→ To be done:
From the entries below, list each line with "также".

→ Extracted records:
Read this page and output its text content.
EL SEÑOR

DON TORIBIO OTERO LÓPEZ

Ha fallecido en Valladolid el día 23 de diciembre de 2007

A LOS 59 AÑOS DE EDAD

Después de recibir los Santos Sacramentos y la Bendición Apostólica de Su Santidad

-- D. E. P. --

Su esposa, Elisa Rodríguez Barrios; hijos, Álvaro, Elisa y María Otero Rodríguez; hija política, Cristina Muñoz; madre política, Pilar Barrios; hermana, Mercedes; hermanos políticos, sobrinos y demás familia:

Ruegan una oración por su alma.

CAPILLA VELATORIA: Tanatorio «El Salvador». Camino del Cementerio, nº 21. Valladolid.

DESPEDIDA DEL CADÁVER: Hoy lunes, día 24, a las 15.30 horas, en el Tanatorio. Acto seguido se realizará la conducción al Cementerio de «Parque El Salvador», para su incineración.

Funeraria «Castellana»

---

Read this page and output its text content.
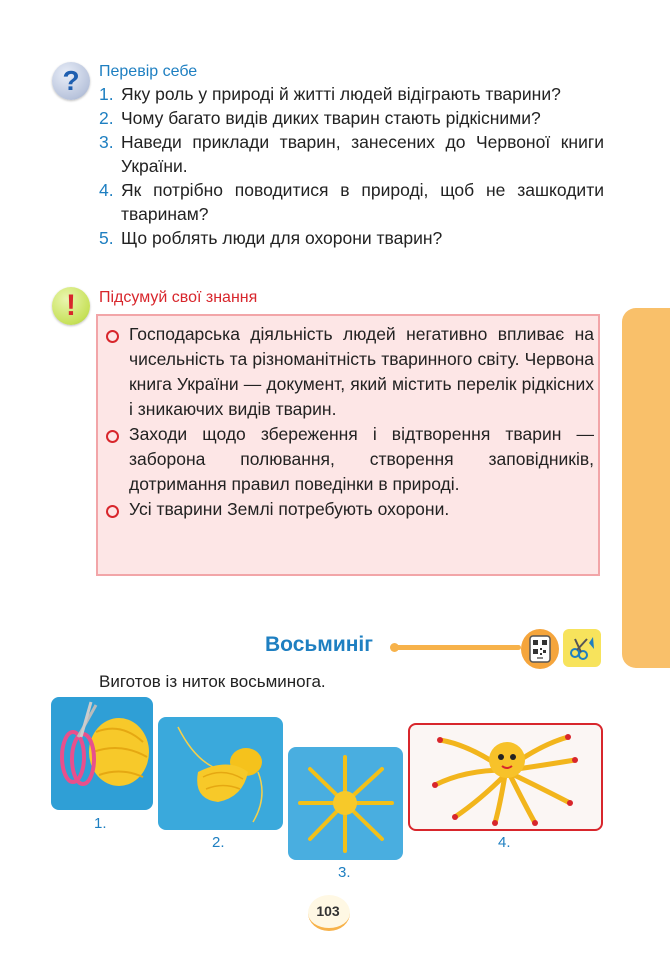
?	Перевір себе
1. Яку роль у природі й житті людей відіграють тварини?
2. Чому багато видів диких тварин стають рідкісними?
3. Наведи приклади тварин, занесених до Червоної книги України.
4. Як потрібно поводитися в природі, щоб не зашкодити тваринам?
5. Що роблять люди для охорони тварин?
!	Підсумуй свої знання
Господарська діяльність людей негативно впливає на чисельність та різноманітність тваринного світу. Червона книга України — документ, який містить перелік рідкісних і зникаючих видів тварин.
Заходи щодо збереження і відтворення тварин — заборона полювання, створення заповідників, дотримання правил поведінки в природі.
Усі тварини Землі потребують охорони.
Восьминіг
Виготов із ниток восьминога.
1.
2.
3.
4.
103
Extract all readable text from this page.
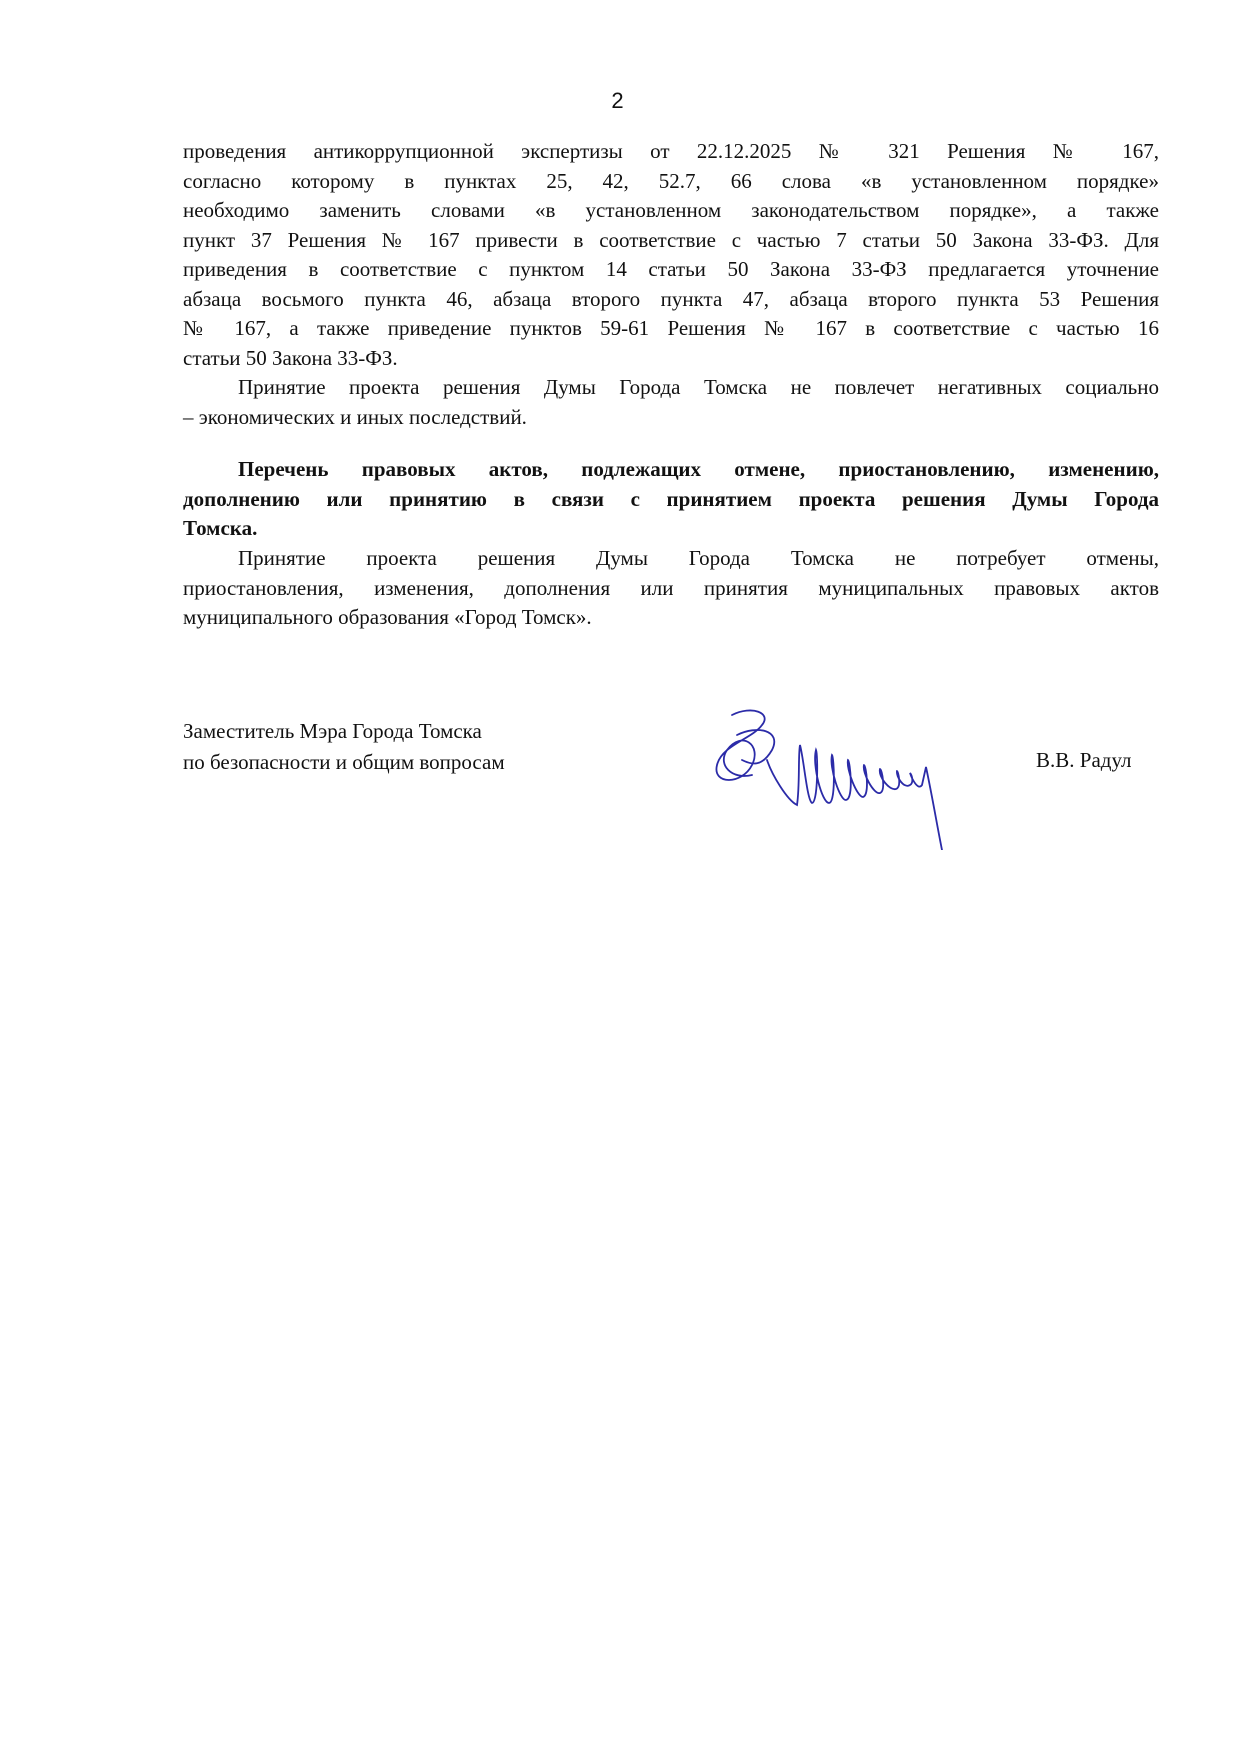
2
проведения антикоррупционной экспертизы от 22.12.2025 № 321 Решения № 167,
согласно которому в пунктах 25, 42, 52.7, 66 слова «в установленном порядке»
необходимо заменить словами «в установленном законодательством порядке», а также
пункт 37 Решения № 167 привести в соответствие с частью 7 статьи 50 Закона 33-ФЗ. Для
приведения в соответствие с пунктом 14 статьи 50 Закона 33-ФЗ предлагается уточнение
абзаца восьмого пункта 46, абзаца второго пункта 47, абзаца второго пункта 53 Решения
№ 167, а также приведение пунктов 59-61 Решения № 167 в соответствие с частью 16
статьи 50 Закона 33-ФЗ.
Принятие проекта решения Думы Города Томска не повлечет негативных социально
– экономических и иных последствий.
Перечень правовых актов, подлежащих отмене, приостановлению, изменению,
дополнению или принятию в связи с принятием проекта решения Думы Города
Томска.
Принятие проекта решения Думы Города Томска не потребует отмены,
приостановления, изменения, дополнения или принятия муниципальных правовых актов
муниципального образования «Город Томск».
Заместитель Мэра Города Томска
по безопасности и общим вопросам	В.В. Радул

* * *

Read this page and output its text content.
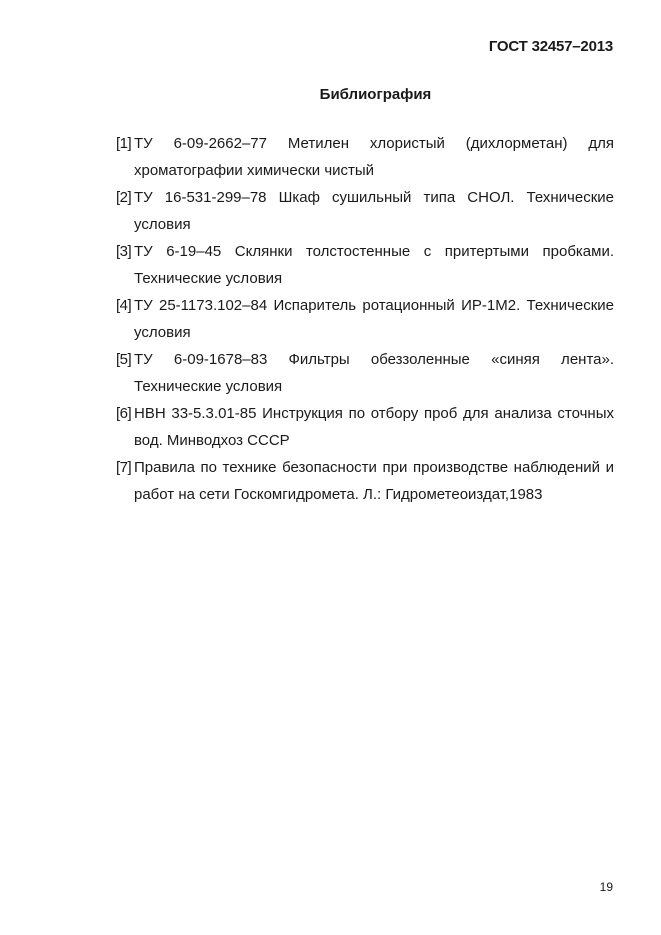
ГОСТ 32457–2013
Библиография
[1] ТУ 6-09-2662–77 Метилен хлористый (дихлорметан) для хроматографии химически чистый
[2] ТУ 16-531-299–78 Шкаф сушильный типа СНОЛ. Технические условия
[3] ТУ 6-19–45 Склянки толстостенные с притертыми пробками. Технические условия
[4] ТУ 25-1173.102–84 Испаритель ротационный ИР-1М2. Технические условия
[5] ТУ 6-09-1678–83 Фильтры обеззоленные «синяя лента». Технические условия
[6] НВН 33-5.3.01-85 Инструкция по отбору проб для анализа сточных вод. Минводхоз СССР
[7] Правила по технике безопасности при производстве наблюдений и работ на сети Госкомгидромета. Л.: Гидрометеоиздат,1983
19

→ Task solution:
необходимо заменить словами «в установленном законодательством порядке», а также
№ 167, а также приведение пунктов 59-61 Решения № 167 в соответствие с частью 16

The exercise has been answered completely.